- _REQUIREMENTS_
Print out the material that follows word for word.
--- Start of RECORDS FOR THE EXERCISE ---
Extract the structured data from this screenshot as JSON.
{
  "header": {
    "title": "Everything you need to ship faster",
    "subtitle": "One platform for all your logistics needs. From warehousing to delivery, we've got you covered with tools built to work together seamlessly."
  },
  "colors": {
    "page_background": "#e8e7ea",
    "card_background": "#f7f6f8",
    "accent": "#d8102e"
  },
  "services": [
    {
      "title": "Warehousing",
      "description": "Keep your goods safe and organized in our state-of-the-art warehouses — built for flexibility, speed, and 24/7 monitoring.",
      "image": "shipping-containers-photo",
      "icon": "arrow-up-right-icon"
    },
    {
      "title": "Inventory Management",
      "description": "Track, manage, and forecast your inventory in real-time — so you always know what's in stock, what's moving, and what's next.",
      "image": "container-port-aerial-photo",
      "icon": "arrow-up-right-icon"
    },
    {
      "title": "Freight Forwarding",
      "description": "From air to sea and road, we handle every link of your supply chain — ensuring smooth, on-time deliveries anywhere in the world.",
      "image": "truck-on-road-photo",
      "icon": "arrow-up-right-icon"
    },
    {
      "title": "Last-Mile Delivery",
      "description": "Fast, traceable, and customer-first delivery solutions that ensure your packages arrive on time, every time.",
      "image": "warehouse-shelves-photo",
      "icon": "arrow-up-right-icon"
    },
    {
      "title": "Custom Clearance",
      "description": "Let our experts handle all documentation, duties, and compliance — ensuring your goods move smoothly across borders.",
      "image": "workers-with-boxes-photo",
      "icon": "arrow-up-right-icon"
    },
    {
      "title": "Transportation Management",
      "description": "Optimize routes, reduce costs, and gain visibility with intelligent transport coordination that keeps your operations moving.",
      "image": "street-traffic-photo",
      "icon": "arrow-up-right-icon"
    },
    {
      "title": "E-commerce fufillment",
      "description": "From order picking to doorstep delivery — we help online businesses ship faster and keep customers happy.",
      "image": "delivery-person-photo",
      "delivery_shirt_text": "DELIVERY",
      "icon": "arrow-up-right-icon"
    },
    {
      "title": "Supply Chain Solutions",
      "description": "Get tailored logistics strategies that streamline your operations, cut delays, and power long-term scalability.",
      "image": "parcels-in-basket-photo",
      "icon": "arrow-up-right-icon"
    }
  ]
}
--- End of RECORDS FOR THE EXERCISE ---
- _OUTPUT BELOW_
Extract the structured data from this screenshot as JSON.
{
  "header": {
    "title": "Everything you need to ship faster",
    "subtitle": "One platform for all your logistics needs. From warehousing to delivery, we've got you covered with tools built to work together seamlessly."
  },
  "colors": {
    "page_background": "#e8e7ea",
    "card_background": "#f7f6f8",
    "accent": "#d8102e"
  },
  "services": [
    {
      "title": "Warehousing",
      "description": "Keep your goods safe and organized in our state-of-the-art warehouses — built for flexibility, speed, and 24/7 monitoring.",
      "image": "shipping-containers-photo",
      "icon": "arrow-up-right-icon"
    },
    {
      "title": "Inventory Management",
      "description": "Track, manage, and forecast your inventory in real-time — so you always know what's in stock, what's moving, and what's next.",
      "image": "container-port-aerial-photo",
      "icon": "arrow-up-right-icon"
    },
    {
      "title": "Freight Forwarding",
      "description": "From air to sea and road, we handle every link of your supply chain — ensuring smooth, on-time deliveries anywhere in the world.",
      "image": "truck-on-road-photo",
      "icon": "arrow-up-right-icon"
    },
    {
      "title": "Last-Mile Delivery",
      "description": "Fast, traceable, and customer-first delivery solutions that ensure your packages arrive on time, every time.",
      "image": "warehouse-shelves-photo",
      "icon": "arrow-up-right-icon"
    },
    {
      "title": "Custom Clearance",
      "description": "Let our experts handle all documentation, duties, and compliance — ensuring your goods move smoothly across borders.",
      "image": "workers-with-boxes-photo",
      "icon": "arrow-up-right-icon"
    },
    {
      "title": "Transportation Management",
      "description": "Optimize routes, reduce costs, and gain visibility with intelligent transport coordination that keeps your operations moving.",
      "image": "street-traffic-photo",
      "icon": "arrow-up-right-icon"
    },
    {
      "title": "E-commerce fufillment",
      "description": "From order picking to doorstep delivery — we help online businesses ship faster and keep customers happy.",
      "image": "delivery-person-photo",
      "delivery_shirt_text": "DELIVERY",
      "icon": "arrow-up-right-icon"
    },
    {
      "title": "Supply Chain Solutions",
      "description": "Get tailored logistics strategies that streamline your operations, cut delays, and power long-term scalability.",
      "image": "parcels-in-basket-photo",
      "icon": "arrow-up-right-icon"
    }
  ]
}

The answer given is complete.